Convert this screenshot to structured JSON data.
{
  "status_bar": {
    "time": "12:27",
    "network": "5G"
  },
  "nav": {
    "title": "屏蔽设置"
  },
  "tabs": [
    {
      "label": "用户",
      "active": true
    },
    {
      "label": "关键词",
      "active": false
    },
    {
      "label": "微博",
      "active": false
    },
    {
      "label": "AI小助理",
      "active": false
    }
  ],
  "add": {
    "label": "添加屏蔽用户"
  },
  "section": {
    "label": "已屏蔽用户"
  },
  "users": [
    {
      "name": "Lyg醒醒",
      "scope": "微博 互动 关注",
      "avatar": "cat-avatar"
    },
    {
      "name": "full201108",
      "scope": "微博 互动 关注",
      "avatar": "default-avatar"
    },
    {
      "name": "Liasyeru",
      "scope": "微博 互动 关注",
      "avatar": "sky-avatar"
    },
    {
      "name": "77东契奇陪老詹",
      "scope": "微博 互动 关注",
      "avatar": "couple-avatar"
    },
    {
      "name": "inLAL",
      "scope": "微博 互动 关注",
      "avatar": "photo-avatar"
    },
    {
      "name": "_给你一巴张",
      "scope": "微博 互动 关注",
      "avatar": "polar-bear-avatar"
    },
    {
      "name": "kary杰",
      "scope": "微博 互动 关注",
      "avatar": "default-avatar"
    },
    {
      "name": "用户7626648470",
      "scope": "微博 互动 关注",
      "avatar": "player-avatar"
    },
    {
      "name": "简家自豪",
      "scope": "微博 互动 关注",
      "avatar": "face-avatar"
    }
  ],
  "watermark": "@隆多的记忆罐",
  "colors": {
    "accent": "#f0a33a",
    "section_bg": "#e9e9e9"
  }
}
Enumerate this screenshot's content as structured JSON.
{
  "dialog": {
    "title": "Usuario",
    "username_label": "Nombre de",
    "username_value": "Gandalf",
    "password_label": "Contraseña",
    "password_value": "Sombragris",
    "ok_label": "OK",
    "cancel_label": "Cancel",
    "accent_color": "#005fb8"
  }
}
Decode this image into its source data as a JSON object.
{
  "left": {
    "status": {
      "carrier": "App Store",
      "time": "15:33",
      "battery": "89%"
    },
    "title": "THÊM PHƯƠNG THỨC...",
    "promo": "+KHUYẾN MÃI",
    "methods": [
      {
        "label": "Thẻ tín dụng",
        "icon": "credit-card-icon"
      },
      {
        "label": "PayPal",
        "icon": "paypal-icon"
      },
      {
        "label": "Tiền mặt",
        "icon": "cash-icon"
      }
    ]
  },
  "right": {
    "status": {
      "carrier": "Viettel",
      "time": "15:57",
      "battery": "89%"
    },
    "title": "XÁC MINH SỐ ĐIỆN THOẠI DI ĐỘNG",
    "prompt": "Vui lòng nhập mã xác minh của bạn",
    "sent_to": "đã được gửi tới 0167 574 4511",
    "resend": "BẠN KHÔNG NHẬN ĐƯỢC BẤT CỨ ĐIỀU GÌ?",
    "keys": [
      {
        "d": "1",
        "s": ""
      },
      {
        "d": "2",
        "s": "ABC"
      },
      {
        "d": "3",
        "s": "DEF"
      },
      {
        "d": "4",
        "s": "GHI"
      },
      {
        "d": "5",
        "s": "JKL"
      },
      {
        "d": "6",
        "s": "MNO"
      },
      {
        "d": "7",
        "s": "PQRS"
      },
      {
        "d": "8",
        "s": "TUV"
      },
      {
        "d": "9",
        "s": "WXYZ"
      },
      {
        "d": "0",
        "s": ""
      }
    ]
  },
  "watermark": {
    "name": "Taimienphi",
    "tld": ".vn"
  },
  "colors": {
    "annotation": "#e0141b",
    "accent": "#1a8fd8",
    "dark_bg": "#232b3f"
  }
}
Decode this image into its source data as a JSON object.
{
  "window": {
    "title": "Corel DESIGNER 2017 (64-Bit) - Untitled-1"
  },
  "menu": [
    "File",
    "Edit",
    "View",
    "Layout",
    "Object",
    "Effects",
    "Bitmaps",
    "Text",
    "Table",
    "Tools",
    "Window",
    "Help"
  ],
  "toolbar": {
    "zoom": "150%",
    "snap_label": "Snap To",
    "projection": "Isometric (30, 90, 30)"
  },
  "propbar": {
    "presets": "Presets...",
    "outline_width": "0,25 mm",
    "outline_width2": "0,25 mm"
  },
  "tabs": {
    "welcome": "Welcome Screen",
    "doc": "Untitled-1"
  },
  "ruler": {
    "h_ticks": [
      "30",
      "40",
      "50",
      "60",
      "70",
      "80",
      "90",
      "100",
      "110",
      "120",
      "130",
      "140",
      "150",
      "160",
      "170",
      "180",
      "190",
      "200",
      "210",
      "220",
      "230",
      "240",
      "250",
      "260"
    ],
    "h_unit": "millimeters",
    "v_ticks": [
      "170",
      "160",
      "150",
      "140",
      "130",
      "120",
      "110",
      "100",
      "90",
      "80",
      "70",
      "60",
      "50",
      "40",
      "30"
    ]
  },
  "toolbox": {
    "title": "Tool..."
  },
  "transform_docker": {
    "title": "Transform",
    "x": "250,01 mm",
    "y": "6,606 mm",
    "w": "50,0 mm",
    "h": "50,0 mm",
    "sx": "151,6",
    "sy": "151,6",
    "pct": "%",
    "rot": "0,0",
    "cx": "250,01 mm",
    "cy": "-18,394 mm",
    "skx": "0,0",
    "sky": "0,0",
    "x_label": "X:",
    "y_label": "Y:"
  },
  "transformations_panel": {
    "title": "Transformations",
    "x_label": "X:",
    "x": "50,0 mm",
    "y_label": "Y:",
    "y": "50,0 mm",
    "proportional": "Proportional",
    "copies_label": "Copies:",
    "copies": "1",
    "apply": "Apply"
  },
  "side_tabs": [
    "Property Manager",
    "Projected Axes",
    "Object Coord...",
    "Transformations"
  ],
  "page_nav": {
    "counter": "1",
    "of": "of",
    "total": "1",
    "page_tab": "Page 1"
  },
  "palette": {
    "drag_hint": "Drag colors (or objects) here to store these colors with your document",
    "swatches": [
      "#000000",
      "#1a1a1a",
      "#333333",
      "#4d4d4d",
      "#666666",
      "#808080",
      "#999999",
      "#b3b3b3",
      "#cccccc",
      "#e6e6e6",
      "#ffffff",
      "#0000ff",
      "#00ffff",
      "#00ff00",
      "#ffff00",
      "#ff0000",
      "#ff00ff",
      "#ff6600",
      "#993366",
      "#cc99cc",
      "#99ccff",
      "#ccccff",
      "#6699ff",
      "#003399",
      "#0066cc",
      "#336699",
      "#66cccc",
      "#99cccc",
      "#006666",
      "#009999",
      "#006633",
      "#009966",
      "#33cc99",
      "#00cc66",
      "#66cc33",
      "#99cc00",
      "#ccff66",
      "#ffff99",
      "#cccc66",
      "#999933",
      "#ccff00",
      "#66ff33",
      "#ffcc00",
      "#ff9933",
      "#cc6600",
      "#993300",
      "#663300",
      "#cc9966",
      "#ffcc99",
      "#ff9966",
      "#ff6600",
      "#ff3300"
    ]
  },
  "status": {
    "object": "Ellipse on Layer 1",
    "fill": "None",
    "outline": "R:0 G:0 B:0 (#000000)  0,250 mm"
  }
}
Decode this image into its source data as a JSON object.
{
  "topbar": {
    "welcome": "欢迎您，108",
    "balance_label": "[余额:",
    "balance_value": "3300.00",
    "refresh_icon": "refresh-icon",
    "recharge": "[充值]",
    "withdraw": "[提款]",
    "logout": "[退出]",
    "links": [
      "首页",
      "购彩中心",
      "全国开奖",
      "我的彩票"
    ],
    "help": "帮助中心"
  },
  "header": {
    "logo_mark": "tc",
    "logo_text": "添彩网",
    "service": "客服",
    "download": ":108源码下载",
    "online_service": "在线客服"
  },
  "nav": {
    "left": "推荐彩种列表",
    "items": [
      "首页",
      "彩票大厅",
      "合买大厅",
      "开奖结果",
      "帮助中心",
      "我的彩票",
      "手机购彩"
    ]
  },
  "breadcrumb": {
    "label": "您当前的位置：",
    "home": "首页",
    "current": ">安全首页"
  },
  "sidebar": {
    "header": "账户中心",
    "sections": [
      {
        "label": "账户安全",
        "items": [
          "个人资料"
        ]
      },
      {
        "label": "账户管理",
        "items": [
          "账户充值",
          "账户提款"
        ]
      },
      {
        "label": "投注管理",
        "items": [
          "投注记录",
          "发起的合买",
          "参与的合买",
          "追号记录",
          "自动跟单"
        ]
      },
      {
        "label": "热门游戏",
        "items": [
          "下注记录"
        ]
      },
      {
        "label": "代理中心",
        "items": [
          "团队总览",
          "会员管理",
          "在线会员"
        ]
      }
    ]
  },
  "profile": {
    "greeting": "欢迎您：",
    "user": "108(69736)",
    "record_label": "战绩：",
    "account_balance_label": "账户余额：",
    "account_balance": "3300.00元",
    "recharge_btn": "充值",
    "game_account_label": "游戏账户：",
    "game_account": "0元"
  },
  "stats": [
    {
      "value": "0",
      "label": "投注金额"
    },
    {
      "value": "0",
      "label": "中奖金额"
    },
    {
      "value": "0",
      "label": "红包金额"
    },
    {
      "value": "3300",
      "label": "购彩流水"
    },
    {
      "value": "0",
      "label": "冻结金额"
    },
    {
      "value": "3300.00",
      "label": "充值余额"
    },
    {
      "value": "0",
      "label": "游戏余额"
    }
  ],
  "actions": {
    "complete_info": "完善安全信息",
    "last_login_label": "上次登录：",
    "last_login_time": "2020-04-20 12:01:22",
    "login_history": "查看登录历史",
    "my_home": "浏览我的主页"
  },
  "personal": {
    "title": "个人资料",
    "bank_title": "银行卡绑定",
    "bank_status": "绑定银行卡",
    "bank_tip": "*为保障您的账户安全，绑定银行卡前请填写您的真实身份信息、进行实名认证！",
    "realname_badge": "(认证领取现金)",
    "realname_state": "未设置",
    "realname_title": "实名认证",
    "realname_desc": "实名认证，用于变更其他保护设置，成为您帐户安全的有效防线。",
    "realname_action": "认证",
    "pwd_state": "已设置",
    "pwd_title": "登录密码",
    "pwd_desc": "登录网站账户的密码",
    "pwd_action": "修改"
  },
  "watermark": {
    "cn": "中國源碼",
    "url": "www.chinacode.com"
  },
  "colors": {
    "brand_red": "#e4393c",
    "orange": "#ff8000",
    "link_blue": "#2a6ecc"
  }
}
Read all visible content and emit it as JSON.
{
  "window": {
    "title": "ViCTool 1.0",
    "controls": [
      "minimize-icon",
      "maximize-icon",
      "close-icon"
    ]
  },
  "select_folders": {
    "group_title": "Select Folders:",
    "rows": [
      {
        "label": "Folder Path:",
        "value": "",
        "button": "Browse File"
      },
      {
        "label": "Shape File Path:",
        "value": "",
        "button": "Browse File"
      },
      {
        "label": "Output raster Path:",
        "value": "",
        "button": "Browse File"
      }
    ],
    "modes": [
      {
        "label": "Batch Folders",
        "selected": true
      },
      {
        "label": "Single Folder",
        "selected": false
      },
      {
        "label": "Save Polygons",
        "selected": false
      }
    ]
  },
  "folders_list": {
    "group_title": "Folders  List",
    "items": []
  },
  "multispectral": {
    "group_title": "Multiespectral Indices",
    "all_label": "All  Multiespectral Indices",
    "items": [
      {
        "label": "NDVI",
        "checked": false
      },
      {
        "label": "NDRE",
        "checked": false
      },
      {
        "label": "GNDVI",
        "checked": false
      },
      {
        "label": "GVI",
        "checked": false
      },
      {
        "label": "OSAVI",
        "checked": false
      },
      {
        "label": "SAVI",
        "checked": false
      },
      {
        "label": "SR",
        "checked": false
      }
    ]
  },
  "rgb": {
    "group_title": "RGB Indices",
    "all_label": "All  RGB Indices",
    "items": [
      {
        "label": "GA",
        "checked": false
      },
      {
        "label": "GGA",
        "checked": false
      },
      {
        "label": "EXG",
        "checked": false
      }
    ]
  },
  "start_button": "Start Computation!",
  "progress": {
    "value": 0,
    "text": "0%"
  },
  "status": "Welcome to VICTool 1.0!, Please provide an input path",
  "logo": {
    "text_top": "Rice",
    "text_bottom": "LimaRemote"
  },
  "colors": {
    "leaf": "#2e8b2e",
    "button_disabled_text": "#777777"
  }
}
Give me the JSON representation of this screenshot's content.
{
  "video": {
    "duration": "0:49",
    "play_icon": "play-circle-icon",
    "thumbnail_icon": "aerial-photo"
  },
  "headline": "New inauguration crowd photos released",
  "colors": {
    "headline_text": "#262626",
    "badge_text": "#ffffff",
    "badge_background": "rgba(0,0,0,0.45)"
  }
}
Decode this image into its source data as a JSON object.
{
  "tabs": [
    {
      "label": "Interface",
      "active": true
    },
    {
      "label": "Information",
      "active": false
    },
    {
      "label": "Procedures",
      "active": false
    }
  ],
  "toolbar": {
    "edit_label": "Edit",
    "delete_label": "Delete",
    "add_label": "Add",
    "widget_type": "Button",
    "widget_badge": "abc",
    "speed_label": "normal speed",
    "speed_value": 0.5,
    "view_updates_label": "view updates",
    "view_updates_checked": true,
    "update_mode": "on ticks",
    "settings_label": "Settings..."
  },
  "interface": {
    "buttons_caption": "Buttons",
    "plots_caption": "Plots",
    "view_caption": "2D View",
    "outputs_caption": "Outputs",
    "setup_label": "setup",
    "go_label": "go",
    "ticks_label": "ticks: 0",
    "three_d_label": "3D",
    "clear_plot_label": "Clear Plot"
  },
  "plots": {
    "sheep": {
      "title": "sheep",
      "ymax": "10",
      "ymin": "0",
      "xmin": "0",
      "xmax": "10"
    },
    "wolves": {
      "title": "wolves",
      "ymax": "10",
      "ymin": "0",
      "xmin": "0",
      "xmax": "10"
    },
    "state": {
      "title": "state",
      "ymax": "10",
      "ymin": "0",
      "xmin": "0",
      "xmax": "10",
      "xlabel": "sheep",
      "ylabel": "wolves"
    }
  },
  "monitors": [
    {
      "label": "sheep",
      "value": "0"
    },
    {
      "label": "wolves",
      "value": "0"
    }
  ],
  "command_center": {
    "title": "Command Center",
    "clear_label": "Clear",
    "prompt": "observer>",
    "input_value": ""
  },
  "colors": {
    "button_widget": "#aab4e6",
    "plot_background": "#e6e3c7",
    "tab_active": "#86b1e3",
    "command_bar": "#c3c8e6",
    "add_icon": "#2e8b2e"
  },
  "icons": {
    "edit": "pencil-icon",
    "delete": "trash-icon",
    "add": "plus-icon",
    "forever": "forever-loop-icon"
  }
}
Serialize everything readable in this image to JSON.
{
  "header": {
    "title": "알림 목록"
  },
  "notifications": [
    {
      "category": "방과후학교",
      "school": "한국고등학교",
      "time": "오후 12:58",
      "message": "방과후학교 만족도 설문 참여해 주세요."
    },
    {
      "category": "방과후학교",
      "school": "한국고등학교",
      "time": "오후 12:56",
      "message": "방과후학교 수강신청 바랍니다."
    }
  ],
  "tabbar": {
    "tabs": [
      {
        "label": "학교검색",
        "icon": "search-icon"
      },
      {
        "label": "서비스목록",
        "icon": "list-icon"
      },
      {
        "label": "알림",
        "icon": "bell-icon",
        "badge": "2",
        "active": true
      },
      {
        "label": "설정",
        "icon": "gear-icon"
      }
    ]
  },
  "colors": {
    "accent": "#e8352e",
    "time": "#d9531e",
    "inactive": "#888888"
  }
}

-----

• OBJECTIVE:
Your task is to gather every line with the word "true" and copy it.

• TASK RESPONSE:
      "active": true
        "selected": true
      "active": true
    "view_updates_checked": true,
        "active": true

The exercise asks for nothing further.